**Directions:** Take every line from the listing below that includes "decision" and copy it.

** start **

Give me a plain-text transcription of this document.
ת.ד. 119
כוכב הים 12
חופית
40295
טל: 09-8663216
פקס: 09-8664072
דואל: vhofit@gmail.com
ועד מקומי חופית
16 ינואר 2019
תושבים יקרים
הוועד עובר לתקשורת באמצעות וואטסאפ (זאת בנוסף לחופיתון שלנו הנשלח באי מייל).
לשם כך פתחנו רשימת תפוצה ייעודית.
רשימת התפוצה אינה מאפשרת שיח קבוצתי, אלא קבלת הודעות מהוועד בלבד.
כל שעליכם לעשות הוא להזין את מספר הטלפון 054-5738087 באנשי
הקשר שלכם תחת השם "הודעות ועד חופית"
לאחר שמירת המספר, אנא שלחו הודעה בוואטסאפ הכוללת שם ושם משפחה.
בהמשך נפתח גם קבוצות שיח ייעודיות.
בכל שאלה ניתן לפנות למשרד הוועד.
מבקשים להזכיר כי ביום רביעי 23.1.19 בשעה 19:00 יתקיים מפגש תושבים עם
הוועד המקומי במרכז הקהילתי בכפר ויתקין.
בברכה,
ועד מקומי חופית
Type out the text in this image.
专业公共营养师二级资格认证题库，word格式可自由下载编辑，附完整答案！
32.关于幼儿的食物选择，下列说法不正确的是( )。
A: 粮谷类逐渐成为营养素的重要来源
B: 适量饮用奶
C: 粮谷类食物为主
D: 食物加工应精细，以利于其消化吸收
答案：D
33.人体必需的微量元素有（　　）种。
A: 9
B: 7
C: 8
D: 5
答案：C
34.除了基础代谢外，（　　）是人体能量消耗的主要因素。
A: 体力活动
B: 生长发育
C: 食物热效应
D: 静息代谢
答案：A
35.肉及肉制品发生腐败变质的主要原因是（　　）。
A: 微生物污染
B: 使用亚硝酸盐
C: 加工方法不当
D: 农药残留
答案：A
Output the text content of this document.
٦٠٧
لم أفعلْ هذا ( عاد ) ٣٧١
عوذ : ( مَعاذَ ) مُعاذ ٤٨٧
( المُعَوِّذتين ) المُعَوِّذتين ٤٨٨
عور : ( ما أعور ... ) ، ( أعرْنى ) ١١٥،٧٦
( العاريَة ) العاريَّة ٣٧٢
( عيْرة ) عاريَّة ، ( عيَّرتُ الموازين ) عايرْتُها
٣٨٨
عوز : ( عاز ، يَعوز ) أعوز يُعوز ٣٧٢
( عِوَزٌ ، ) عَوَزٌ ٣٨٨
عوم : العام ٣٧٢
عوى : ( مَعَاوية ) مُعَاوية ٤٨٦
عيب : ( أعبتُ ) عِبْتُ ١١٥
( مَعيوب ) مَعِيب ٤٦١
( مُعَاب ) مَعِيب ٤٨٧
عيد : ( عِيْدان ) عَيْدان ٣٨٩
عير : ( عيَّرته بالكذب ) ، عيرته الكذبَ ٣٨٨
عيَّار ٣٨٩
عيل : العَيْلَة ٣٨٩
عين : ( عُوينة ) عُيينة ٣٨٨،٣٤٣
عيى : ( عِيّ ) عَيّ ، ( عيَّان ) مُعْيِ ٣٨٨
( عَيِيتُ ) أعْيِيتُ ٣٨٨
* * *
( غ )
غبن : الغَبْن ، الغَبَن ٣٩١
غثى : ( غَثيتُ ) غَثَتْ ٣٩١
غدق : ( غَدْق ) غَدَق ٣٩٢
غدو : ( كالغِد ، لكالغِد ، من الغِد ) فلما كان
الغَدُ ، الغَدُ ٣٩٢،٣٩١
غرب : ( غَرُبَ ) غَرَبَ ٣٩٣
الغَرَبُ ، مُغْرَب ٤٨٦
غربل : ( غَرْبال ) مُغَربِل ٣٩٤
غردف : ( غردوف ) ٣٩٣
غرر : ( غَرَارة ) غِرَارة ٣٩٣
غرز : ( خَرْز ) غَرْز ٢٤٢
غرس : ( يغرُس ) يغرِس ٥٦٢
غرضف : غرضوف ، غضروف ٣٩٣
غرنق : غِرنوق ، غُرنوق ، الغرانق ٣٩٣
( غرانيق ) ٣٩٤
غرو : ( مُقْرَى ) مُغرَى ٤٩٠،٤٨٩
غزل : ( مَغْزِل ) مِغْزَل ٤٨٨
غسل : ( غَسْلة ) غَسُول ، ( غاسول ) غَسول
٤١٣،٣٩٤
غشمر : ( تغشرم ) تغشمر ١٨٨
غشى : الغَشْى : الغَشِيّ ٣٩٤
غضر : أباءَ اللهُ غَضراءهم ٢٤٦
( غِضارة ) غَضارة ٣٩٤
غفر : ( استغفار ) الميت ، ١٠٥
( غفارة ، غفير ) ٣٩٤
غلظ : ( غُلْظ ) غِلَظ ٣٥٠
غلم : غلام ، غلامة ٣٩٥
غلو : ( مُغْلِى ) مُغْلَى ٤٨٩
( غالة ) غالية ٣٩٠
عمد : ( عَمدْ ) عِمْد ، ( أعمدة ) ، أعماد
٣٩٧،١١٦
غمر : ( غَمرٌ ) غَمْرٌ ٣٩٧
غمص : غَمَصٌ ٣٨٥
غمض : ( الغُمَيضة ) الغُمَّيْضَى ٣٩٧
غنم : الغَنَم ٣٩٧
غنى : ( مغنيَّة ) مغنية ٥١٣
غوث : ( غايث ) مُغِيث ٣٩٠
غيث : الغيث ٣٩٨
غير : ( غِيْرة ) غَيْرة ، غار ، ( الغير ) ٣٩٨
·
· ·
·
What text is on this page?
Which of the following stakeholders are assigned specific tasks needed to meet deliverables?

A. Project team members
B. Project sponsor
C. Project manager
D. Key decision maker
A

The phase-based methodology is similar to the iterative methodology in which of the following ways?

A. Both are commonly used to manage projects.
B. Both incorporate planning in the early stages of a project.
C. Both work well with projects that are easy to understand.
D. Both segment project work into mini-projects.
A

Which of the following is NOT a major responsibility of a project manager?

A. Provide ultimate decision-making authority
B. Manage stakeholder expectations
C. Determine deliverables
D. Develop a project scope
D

** end **

**Response to the task:**
D. Key decision maker
A. Provide ultimate decision-making authority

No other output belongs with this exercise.